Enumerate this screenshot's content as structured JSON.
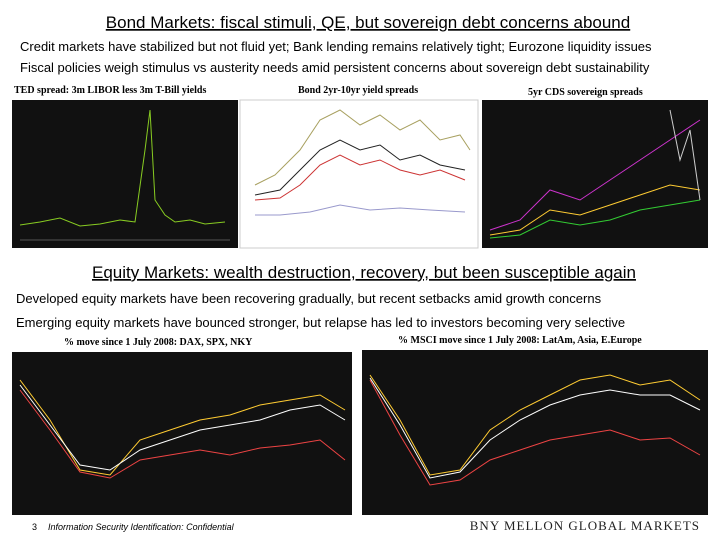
{
  "sections": [
    {
      "title": "Bond Markets: fiscal stimuli, QE, but sovereign debt concerns abound",
      "points": [
        "Credit markets have stabilized but not fluid yet; Bank lending remains relatively tight; Eurozone liquidity issues",
        "Fiscal policies weigh stimulus vs austerity needs amid persistent concerns about sovereign debt sustainability"
      ],
      "charts": [
        {
          "caption": "TED spread: 3m LIBOR less 3m T-Bill yields"
        },
        {
          "caption": "Bond 2yr-10yr yield spreads"
        },
        {
          "caption": "5yr CDS sovereign spreads"
        }
      ]
    },
    {
      "title": "Equity Markets: wealth destruction, recovery, but been susceptible again",
      "points": [
        "Developed equity markets have been recovering gradually, but recent setbacks amid growth concerns",
        "Emerging equity markets have bounced stronger, but relapse has led to investors becoming very selective"
      ],
      "charts": [
        {
          "caption": "% move since 1 July 2008: DAX, SPX, NKY"
        },
        {
          "caption": "% MSCI move since 1 July 2008: LatAm, Asia, E.Europe"
        }
      ]
    }
  ],
  "footer": {
    "page": "3",
    "classification": "Information Security Identification: Confidential",
    "brand": "BNY MELLON GLOBAL MARKETS"
  }
}
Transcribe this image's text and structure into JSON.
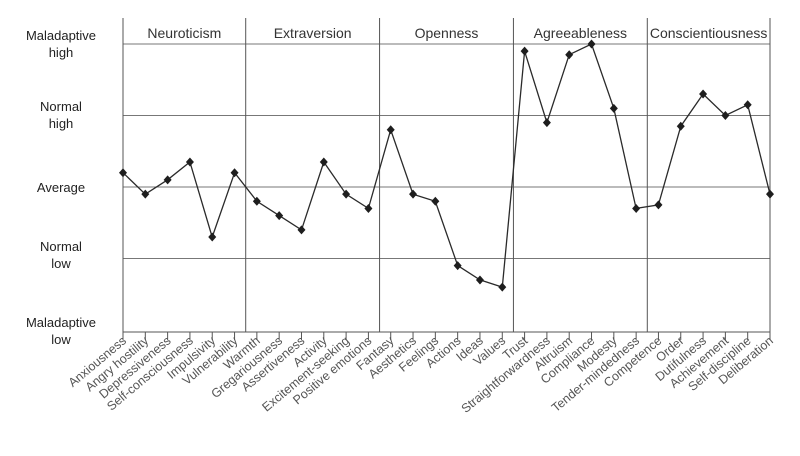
{
  "chart_data": {
    "type": "line",
    "y_levels": [
      "Maladaptive\nhigh",
      "Normal\nhigh",
      "Average",
      "Normal\nlow",
      "Maladaptive\nlow"
    ],
    "domains": [
      {
        "name": "Neuroticism",
        "facets": [
          "Anxiousness",
          "Angry hostility",
          "Depressiveness",
          "Self-consciousness",
          "Impulsivity",
          "Vulnerability"
        ],
        "values": [
          0.2,
          -0.1,
          0.1,
          0.35,
          -0.7,
          0.2
        ]
      },
      {
        "name": "Extraversion",
        "facets": [
          "Warmth",
          "Gregariousness",
          "Assertiveness",
          "Activity",
          "Excitement-seeking",
          "Positive emotions"
        ],
        "values": [
          -0.2,
          -0.4,
          -0.6,
          0.35,
          -0.1,
          -0.3
        ]
      },
      {
        "name": "Openness",
        "facets": [
          "Fantasy",
          "Aesthetics",
          "Feelings",
          "Actions",
          "Ideas",
          "Values"
        ],
        "values": [
          0.8,
          -0.1,
          -0.2,
          -1.1,
          -1.3,
          -1.4
        ]
      },
      {
        "name": "Agreeableness",
        "facets": [
          "Trust",
          "Straightforwardness",
          "Altruism",
          "Compliance",
          "Modesty",
          "Tender-mindedness"
        ],
        "values": [
          1.9,
          0.9,
          1.85,
          2.0,
          1.1,
          -0.3
        ]
      },
      {
        "name": "Conscientiousness",
        "facets": [
          "Competence",
          "Order",
          "Dutifulness",
          "Achievement",
          "Self-discipline",
          "Deliberation"
        ],
        "values": [
          -0.25,
          0.85,
          1.3,
          1.0,
          1.15,
          -0.1
        ]
      }
    ],
    "ylim": [
      -2,
      2
    ],
    "grid": true
  }
}
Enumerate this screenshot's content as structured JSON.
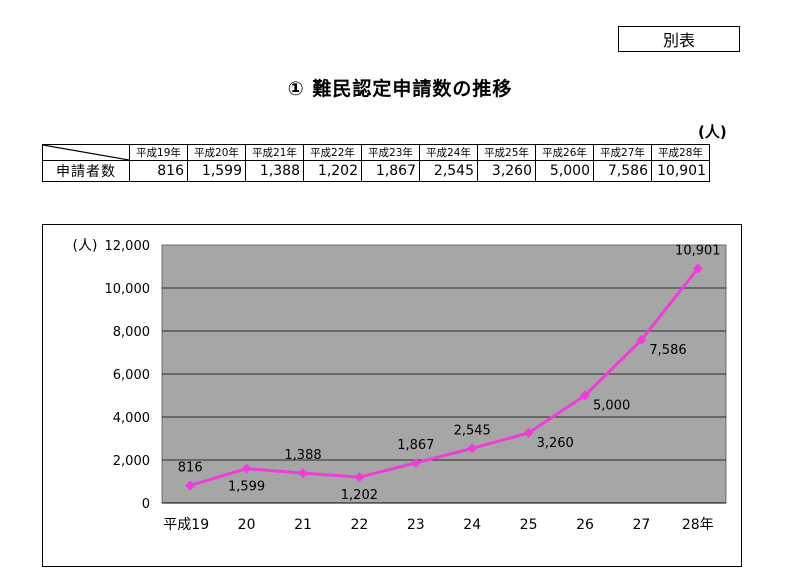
{
  "appendix_label": "別表",
  "title": "① 難民認定申請数の推移",
  "table": {
    "unit": "(人)",
    "headers": [
      "平成19年",
      "平成20年",
      "平成21年",
      "平成22年",
      "平成23年",
      "平成24年",
      "平成25年",
      "平成26年",
      "平成27年",
      "平成28年"
    ],
    "row_label": "申請者数",
    "values": [
      "816",
      "1,599",
      "1,388",
      "1,202",
      "1,867",
      "2,545",
      "3,260",
      "5,000",
      "7,586",
      "10,901"
    ]
  },
  "chart_data": {
    "type": "line",
    "ylabel": "(人)",
    "ylim": [
      0,
      12000
    ],
    "y_ticks": [
      "0",
      "2,000",
      "4,000",
      "6,000",
      "8,000",
      "10,000",
      "12,000"
    ],
    "categories": [
      "平成19",
      "20",
      "21",
      "22",
      "23",
      "24",
      "25",
      "26",
      "27",
      "28年"
    ],
    "series": [
      {
        "values": [
          816,
          1599,
          1388,
          1202,
          1867,
          2545,
          3260,
          5000,
          7586,
          10901
        ],
        "labels": [
          "816",
          "1,599",
          "1,388",
          "1,202",
          "1,867",
          "2,545",
          "3,260",
          "5,000",
          "7,586",
          "10,901"
        ]
      }
    ],
    "grid": true,
    "colors": {
      "line": "#ee3ed8",
      "plot_bg": "#a6a6a6"
    }
  }
}
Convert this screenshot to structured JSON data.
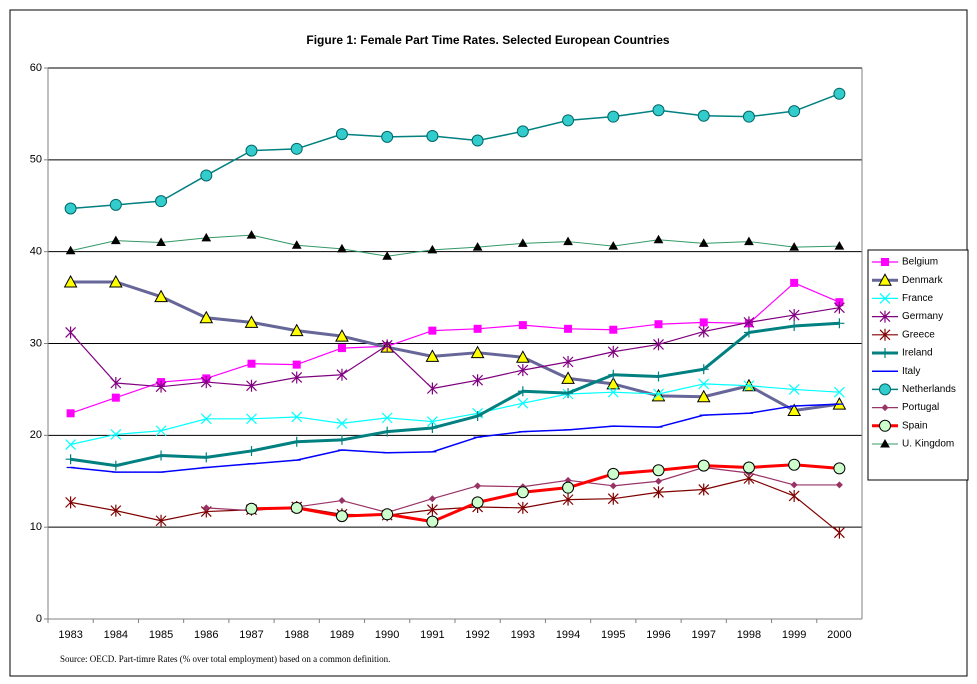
{
  "chart_data": {
    "type": "line",
    "title": "Figure 1: Female Part Time Rates. Selected European Countries",
    "source": "Source: OECD. Part-timre Rates (% over total employment) based on a common definition.",
    "categories": [
      "1983",
      "1984",
      "1985",
      "1986",
      "1987",
      "1988",
      "1989",
      "1990",
      "1991",
      "1992",
      "1993",
      "1994",
      "1995",
      "1996",
      "1997",
      "1998",
      "1999",
      "2000"
    ],
    "ylim": [
      0,
      60
    ],
    "yticks": [
      0,
      10,
      20,
      30,
      40,
      50,
      60
    ],
    "grid": true,
    "legend": "right",
    "series": [
      {
        "name": "Belgium",
        "color": "#ff00ff",
        "marker": "square",
        "values": [
          22.4,
          24.1,
          25.8,
          26.2,
          27.8,
          27.7,
          29.5,
          29.7,
          31.4,
          31.6,
          32.0,
          31.6,
          31.5,
          32.1,
          32.3,
          32.2,
          36.6,
          34.5
        ]
      },
      {
        "name": "Denmark",
        "color": "#666699",
        "marker": "triangle",
        "values": [
          36.7,
          36.7,
          35.1,
          32.8,
          32.3,
          31.4,
          30.8,
          29.6,
          28.6,
          29.0,
          28.5,
          26.2,
          25.6,
          24.3,
          24.2,
          25.4,
          22.7,
          23.4
        ]
      },
      {
        "name": "France",
        "color": "#00ffff",
        "marker": "x",
        "values": [
          19.0,
          20.1,
          20.5,
          21.8,
          21.8,
          22.0,
          21.3,
          21.9,
          21.5,
          22.4,
          23.5,
          24.5,
          24.7,
          24.5,
          25.6,
          25.4,
          25.0,
          24.7
        ]
      },
      {
        "name": "Germany",
        "color": "#800080",
        "marker": "asterisk",
        "values": [
          31.2,
          25.7,
          25.3,
          25.8,
          25.4,
          26.3,
          26.6,
          29.8,
          25.1,
          26.0,
          27.1,
          28.0,
          29.1,
          29.9,
          31.3,
          32.3,
          33.1,
          33.9
        ]
      },
      {
        "name": "Greece",
        "color": "#800000",
        "marker": "asterisk",
        "values": [
          12.7,
          11.8,
          10.7,
          11.7,
          11.9,
          12.2,
          11.4,
          11.3,
          11.9,
          12.2,
          12.1,
          13.0,
          13.1,
          13.8,
          14.1,
          15.3,
          13.4,
          9.4
        ]
      },
      {
        "name": "Ireland",
        "color": "#008080",
        "marker": "plus",
        "values": [
          17.4,
          16.7,
          17.8,
          17.6,
          18.3,
          19.3,
          19.5,
          20.4,
          20.8,
          22.1,
          24.8,
          24.6,
          26.6,
          26.4,
          27.2,
          31.2,
          31.9,
          32.2
        ]
      },
      {
        "name": "Italy",
        "color": "#0000ff",
        "marker": "dash",
        "values": [
          16.5,
          16.0,
          16.0,
          16.5,
          16.9,
          17.3,
          18.4,
          18.1,
          18.2,
          19.8,
          20.4,
          20.6,
          21.0,
          20.9,
          22.2,
          22.4,
          23.2,
          23.4
        ]
      },
      {
        "name": "Netherlands",
        "color": "#008080",
        "marker": "circle",
        "values": [
          44.7,
          45.1,
          45.5,
          48.3,
          51.0,
          51.2,
          52.8,
          52.5,
          52.6,
          52.1,
          53.1,
          54.3,
          54.7,
          55.4,
          54.8,
          54.7,
          55.3,
          57.2
        ]
      },
      {
        "name": "Portugal",
        "color": "#993366",
        "marker": "diamond",
        "values": [
          null,
          null,
          null,
          12.1,
          11.8,
          12.2,
          12.9,
          11.6,
          13.1,
          14.5,
          14.4,
          15.1,
          14.5,
          15.0,
          16.5,
          15.9,
          14.6,
          14.6
        ]
      },
      {
        "name": "Spain",
        "color": "#ff0000",
        "marker": "circle",
        "values": [
          null,
          null,
          null,
          null,
          12.0,
          12.1,
          11.2,
          11.4,
          10.6,
          12.7,
          13.8,
          14.3,
          15.8,
          16.2,
          16.7,
          16.5,
          16.8,
          16.4
        ]
      },
      {
        "name": "U. Kingdom",
        "color": "#339966",
        "marker": "triangle",
        "values": [
          40.1,
          41.2,
          41.0,
          41.5,
          41.8,
          40.7,
          40.3,
          39.5,
          40.2,
          40.5,
          40.9,
          41.1,
          40.6,
          41.3,
          40.9,
          41.1,
          40.5,
          40.6
        ]
      }
    ]
  }
}
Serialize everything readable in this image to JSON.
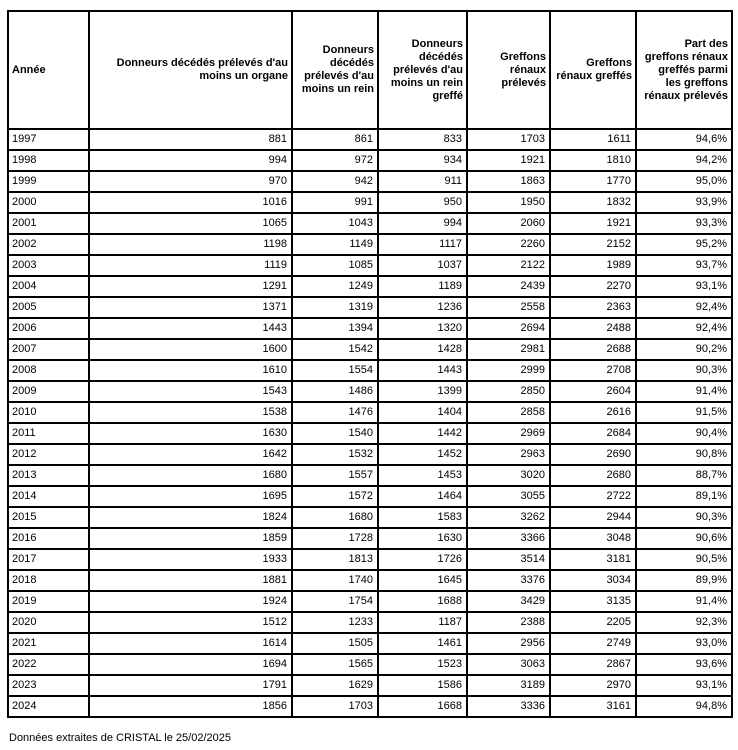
{
  "chart_data": {
    "type": "table",
    "columns": [
      "Année",
      "Donneurs décédés prélevés d'au moins un organe",
      "Donneurs décédés prélevés d'au moins un rein",
      "Donneurs décédés prélevés d'au moins un rein greffé",
      "Greffons rénaux prélevés",
      "Greffons rénaux greffés",
      "Part des greffons rénaux greffés parmi les greffons rénaux prélevés"
    ],
    "rows": [
      [
        "1997",
        "881",
        "861",
        "833",
        "1703",
        "1611",
        "94,6%"
      ],
      [
        "1998",
        "994",
        "972",
        "934",
        "1921",
        "1810",
        "94,2%"
      ],
      [
        "1999",
        "970",
        "942",
        "911",
        "1863",
        "1770",
        "95,0%"
      ],
      [
        "2000",
        "1016",
        "991",
        "950",
        "1950",
        "1832",
        "93,9%"
      ],
      [
        "2001",
        "1065",
        "1043",
        "994",
        "2060",
        "1921",
        "93,3%"
      ],
      [
        "2002",
        "1198",
        "1149",
        "1117",
        "2260",
        "2152",
        "95,2%"
      ],
      [
        "2003",
        "1119",
        "1085",
        "1037",
        "2122",
        "1989",
        "93,7%"
      ],
      [
        "2004",
        "1291",
        "1249",
        "1189",
        "2439",
        "2270",
        "93,1%"
      ],
      [
        "2005",
        "1371",
        "1319",
        "1236",
        "2558",
        "2363",
        "92,4%"
      ],
      [
        "2006",
        "1443",
        "1394",
        "1320",
        "2694",
        "2488",
        "92,4%"
      ],
      [
        "2007",
        "1600",
        "1542",
        "1428",
        "2981",
        "2688",
        "90,2%"
      ],
      [
        "2008",
        "1610",
        "1554",
        "1443",
        "2999",
        "2708",
        "90,3%"
      ],
      [
        "2009",
        "1543",
        "1486",
        "1399",
        "2850",
        "2604",
        "91,4%"
      ],
      [
        "2010",
        "1538",
        "1476",
        "1404",
        "2858",
        "2616",
        "91,5%"
      ],
      [
        "2011",
        "1630",
        "1540",
        "1442",
        "2969",
        "2684",
        "90,4%"
      ],
      [
        "2012",
        "1642",
        "1532",
        "1452",
        "2963",
        "2690",
        "90,8%"
      ],
      [
        "2013",
        "1680",
        "1557",
        "1453",
        "3020",
        "2680",
        "88,7%"
      ],
      [
        "2014",
        "1695",
        "1572",
        "1464",
        "3055",
        "2722",
        "89,1%"
      ],
      [
        "2015",
        "1824",
        "1680",
        "1583",
        "3262",
        "2944",
        "90,3%"
      ],
      [
        "2016",
        "1859",
        "1728",
        "1630",
        "3366",
        "3048",
        "90,6%"
      ],
      [
        "2017",
        "1933",
        "1813",
        "1726",
        "3514",
        "3181",
        "90,5%"
      ],
      [
        "2018",
        "1881",
        "1740",
        "1645",
        "3376",
        "3034",
        "89,9%"
      ],
      [
        "2019",
        "1924",
        "1754",
        "1688",
        "3429",
        "3135",
        "91,4%"
      ],
      [
        "2020",
        "1512",
        "1233",
        "1187",
        "2388",
        "2205",
        "92,3%"
      ],
      [
        "2021",
        "1614",
        "1505",
        "1461",
        "2956",
        "2749",
        "93,0%"
      ],
      [
        "2022",
        "1694",
        "1565",
        "1523",
        "3063",
        "2867",
        "93,6%"
      ],
      [
        "2023",
        "1791",
        "1629",
        "1586",
        "3189",
        "2970",
        "93,1%"
      ],
      [
        "2024",
        "1856",
        "1703",
        "1668",
        "3336",
        "3161",
        "94,8%"
      ]
    ],
    "source_note": "Données extraites de CRISTAL le 25/02/2025",
    "text_color": "#000000",
    "border_color": "#000000",
    "background_color": "#ffffff"
  }
}
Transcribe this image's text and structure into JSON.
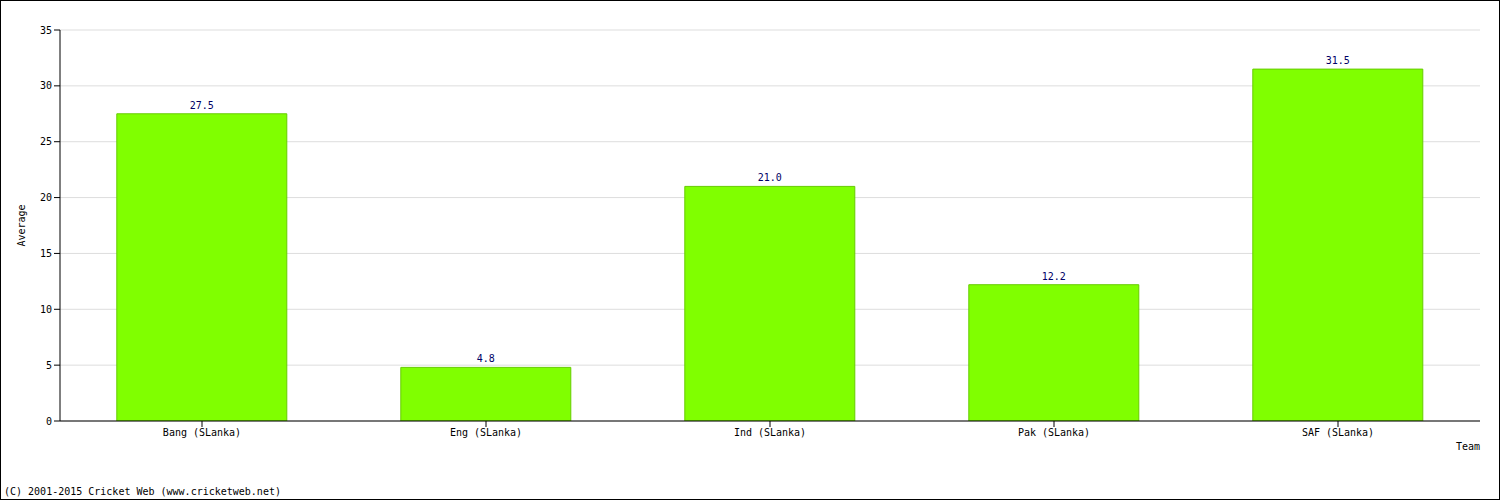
{
  "chart_data": {
    "type": "bar",
    "categories": [
      "Bang (SLanka)",
      "Eng (SLanka)",
      "Ind (SLanka)",
      "Pak (SLanka)",
      "SAF (SLanka)"
    ],
    "values": [
      27.5,
      4.8,
      21.0,
      12.2,
      31.5
    ],
    "value_labels": [
      "27.5",
      "4.8",
      "21.0",
      "12.2",
      "31.5"
    ],
    "data_labels": true,
    "color": "#80ff00",
    "x_label": "Team",
    "y_label": "Average",
    "footer": "(C) 2001-2015 Cricket Web (www.cricketweb.net)",
    "ylim": [
      0,
      35
    ],
    "yticks": [
      0,
      5,
      10,
      15,
      20,
      25,
      30,
      35
    ],
    "grid": true
  }
}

- TASK INSTRUCTIONS -
List every line in the records above that contains the word "title".

- WRITTEN SOLUTION -
      "title": "Bond Markets: fiscal stimuli, QE, but sovereign debt concerns abound",
      "title": "Equity Markets: wealth destruction, recovery, but been susceptible again",
  "title": "① 難民認定申請数の推移",
    "title": "Figure 1: Female Part Time Rates. Selected European Countries",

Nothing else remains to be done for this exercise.